**Dataset entries on figures**
BEGIN

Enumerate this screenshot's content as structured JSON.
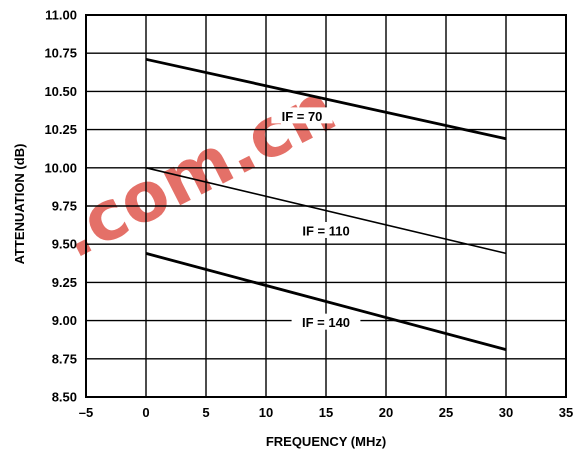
{
  "chart_data": {
    "type": "line",
    "xlabel": "FREQUENCY (MHz)",
    "ylabel": "ATTENUATION (dB)",
    "xlim": [
      -5,
      35
    ],
    "ylim": [
      8.5,
      11.0
    ],
    "x_ticks": [
      -5,
      0,
      5,
      10,
      15,
      20,
      25,
      30,
      35
    ],
    "x_tick_labels": [
      "–5",
      "0",
      "5",
      "10",
      "15",
      "20",
      "25",
      "30",
      "35"
    ],
    "y_ticks": [
      8.5,
      8.75,
      9.0,
      9.25,
      9.5,
      9.75,
      10.0,
      10.25,
      10.5,
      10.75,
      11.0
    ],
    "y_tick_labels": [
      "8.50",
      "8.75",
      "9.00",
      "9.25",
      "9.50",
      "9.75",
      "10.00",
      "10.25",
      "10.50",
      "10.75",
      "11.00"
    ],
    "grid": true,
    "series": [
      {
        "name": "IF = 70",
        "x": [
          0,
          30
        ],
        "y": [
          10.71,
          10.19
        ],
        "label_at": [
          13,
          10.33
        ],
        "line_width": "thick"
      },
      {
        "name": "IF = 110",
        "x": [
          0,
          30
        ],
        "y": [
          10.0,
          9.44
        ],
        "label_at": [
          15,
          9.58
        ],
        "line_width": "thin"
      },
      {
        "name": "IF = 140",
        "x": [
          0,
          30
        ],
        "y": [
          9.44,
          8.81
        ],
        "label_at": [
          15,
          8.98
        ],
        "line_width": "thick"
      }
    ]
  },
  "watermark": {
    "text": ".com.cn",
    "color": "#e0584e"
  }
}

END

**Exercise aim**
Copy out the data above exactly, except the pictures.

**Answer to this exercise**
Enumerate this screenshot's content as structured JSON.
{
  "chart_data": {
    "type": "line",
    "xlabel": "FREQUENCY (MHz)",
    "ylabel": "ATTENUATION (dB)",
    "xlim": [
      -5,
      35
    ],
    "ylim": [
      8.5,
      11.0
    ],
    "x_ticks": [
      -5,
      0,
      5,
      10,
      15,
      20,
      25,
      30,
      35
    ],
    "x_tick_labels": [
      "–5",
      "0",
      "5",
      "10",
      "15",
      "20",
      "25",
      "30",
      "35"
    ],
    "y_ticks": [
      8.5,
      8.75,
      9.0,
      9.25,
      9.5,
      9.75,
      10.0,
      10.25,
      10.5,
      10.75,
      11.0
    ],
    "y_tick_labels": [
      "8.50",
      "8.75",
      "9.00",
      "9.25",
      "9.50",
      "9.75",
      "10.00",
      "10.25",
      "10.50",
      "10.75",
      "11.00"
    ],
    "grid": true,
    "series": [
      {
        "name": "IF = 70",
        "x": [
          0,
          30
        ],
        "y": [
          10.71,
          10.19
        ],
        "label_at": [
          13,
          10.33
        ],
        "line_width": "thick"
      },
      {
        "name": "IF = 110",
        "x": [
          0,
          30
        ],
        "y": [
          10.0,
          9.44
        ],
        "label_at": [
          15,
          9.58
        ],
        "line_width": "thin"
      },
      {
        "name": "IF = 140",
        "x": [
          0,
          30
        ],
        "y": [
          9.44,
          8.81
        ],
        "label_at": [
          15,
          8.98
        ],
        "line_width": "thick"
      }
    ]
  },
  "watermark": {
    "text": ".com.cn",
    "color": "#e0584e"
  }
}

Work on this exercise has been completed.